Each line of the data that includes the string "Espadrille" is to be copied out.

Dataset entries:
□ □ □ □ □ □ □
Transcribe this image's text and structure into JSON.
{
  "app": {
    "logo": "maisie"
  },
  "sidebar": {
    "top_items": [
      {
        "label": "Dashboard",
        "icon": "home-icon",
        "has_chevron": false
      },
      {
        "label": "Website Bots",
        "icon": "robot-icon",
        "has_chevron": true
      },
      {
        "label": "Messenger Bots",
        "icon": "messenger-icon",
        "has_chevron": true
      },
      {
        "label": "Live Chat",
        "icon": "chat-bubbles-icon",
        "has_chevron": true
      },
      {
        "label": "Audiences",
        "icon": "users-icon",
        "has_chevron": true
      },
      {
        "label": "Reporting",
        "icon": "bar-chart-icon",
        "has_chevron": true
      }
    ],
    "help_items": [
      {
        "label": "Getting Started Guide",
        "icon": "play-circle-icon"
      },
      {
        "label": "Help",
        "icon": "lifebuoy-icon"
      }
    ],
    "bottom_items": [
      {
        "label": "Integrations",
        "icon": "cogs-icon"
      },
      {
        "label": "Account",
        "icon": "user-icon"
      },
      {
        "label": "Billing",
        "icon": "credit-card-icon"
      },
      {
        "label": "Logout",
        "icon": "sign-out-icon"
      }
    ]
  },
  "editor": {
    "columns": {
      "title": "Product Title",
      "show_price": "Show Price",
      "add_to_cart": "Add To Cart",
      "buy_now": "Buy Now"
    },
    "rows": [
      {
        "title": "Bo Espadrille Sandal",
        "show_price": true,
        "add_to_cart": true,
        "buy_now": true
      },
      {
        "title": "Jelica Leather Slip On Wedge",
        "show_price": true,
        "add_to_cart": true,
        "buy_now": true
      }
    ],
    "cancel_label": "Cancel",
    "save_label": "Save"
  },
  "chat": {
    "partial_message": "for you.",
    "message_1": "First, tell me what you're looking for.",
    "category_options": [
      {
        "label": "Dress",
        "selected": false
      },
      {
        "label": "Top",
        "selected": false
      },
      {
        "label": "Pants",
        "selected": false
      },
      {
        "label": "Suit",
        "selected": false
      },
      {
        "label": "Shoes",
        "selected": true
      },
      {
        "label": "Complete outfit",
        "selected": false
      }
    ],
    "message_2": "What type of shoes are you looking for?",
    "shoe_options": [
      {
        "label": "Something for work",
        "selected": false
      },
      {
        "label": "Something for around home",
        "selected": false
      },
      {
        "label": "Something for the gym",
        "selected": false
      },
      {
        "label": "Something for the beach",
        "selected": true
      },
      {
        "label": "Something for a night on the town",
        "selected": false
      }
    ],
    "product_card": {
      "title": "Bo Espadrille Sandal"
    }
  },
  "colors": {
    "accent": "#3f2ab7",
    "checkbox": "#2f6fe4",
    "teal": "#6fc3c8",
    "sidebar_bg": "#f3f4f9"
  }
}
□ □ □ □ □ □ □
• Response to this task:
        "title": "Bo Espadrille Sandal",
      "title": "Bo Espadrille Sandal"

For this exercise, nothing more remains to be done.